Instruction :: Exclude the pictures, then repeat the remaining data exactly.

Supplied entries ::
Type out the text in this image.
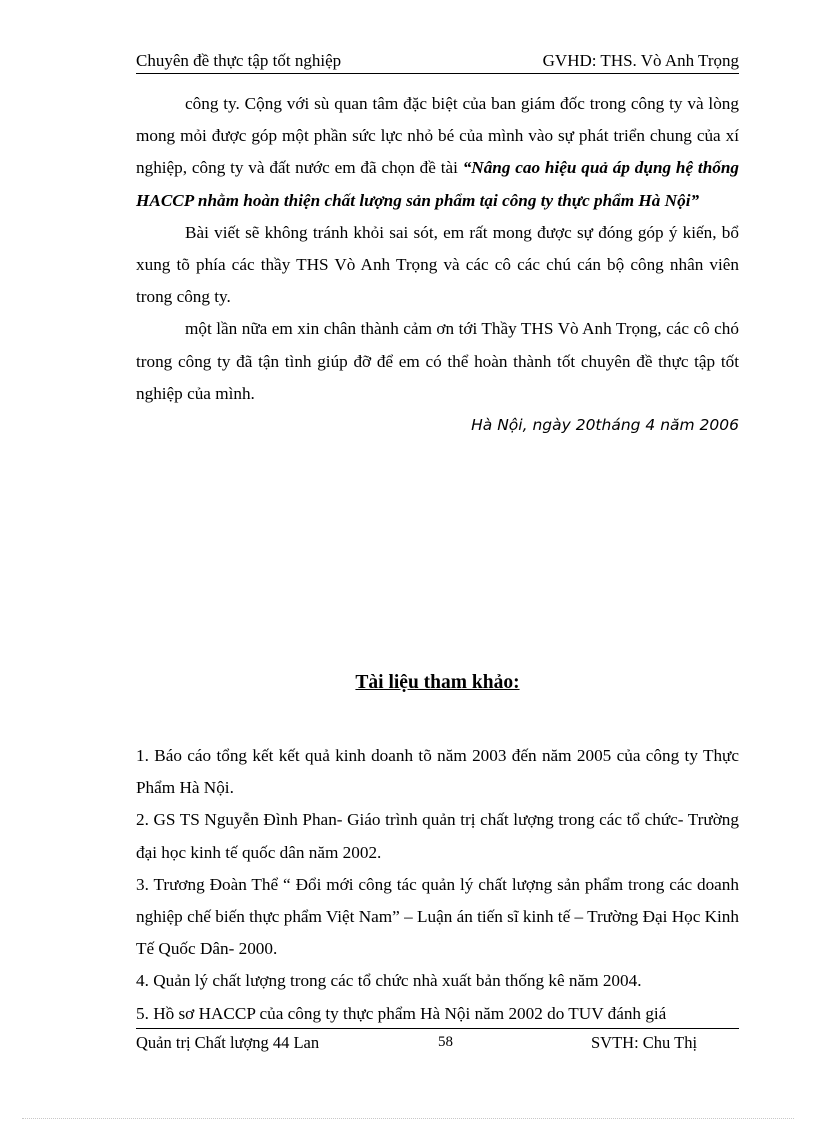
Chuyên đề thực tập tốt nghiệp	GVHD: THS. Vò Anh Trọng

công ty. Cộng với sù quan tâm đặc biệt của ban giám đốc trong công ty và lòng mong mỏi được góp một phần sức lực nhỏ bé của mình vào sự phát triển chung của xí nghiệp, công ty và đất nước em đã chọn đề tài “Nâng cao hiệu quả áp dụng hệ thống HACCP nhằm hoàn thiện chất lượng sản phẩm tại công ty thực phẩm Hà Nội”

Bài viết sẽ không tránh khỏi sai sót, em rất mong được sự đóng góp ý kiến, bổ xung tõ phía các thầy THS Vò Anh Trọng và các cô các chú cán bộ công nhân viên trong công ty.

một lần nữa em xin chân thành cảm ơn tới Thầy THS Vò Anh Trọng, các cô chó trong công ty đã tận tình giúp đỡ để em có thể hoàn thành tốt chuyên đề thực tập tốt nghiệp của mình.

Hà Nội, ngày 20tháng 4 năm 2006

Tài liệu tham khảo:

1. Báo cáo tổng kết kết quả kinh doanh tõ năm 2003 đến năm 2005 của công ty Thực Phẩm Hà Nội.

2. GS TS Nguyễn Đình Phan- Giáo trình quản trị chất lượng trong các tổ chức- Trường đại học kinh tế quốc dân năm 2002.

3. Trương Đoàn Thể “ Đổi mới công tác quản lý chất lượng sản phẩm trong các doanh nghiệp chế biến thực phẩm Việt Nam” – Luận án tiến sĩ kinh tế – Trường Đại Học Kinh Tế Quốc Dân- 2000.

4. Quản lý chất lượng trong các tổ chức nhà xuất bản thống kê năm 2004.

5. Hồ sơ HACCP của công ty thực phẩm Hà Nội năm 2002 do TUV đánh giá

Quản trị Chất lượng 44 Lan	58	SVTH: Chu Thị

Correct response ::
Type out the text in this image.
Chuyên đề thực tập tốt nghiệp	GVHD: THS. Vò Anh Trọng

công ty. Cộng với sù quan tâm đặc biệt của ban giám đốc trong công ty và lòng mong mỏi được góp một phần sức lực nhỏ bé của mình vào sự phát triển chung của xí nghiệp, công ty và đất nước em đã chọn đề tài “Nâng cao hiệu quả áp dụng hệ thống HACCP nhằm hoàn thiện chất lượng sản phẩm tại công ty thực phẩm Hà Nội”

Bài viết sẽ không tránh khỏi sai sót, em rất mong được sự đóng góp ý kiến, bổ xung tõ phía các thầy THS Vò Anh Trọng và các cô các chú cán bộ công nhân viên trong công ty.

một lần nữa em xin chân thành cảm ơn tới Thầy THS Vò Anh Trọng, các cô chó trong công ty đã tận tình giúp đỡ để em có thể hoàn thành tốt chuyên đề thực tập tốt nghiệp của mình.

Hà Nội, ngày 20tháng 4 năm 2006

Tài liệu tham khảo:

1. Báo cáo tổng kết kết quả kinh doanh tõ năm 2003 đến năm 2005 của công ty Thực Phẩm Hà Nội.

2. GS TS Nguyễn Đình Phan- Giáo trình quản trị chất lượng trong các tổ chức- Trường đại học kinh tế quốc dân năm 2002.

3. Trương Đoàn Thể “ Đổi mới công tác quản lý chất lượng sản phẩm trong các doanh nghiệp chế biến thực phẩm Việt Nam” – Luận án tiến sĩ kinh tế – Trường Đại Học Kinh Tế Quốc Dân- 2000.

4. Quản lý chất lượng trong các tổ chức nhà xuất bản thống kê năm 2004.

5. Hồ sơ HACCP của công ty thực phẩm Hà Nội năm 2002 do TUV đánh giá

Quản trị Chất lượng 44 Lan	58	SVTH: Chu Thị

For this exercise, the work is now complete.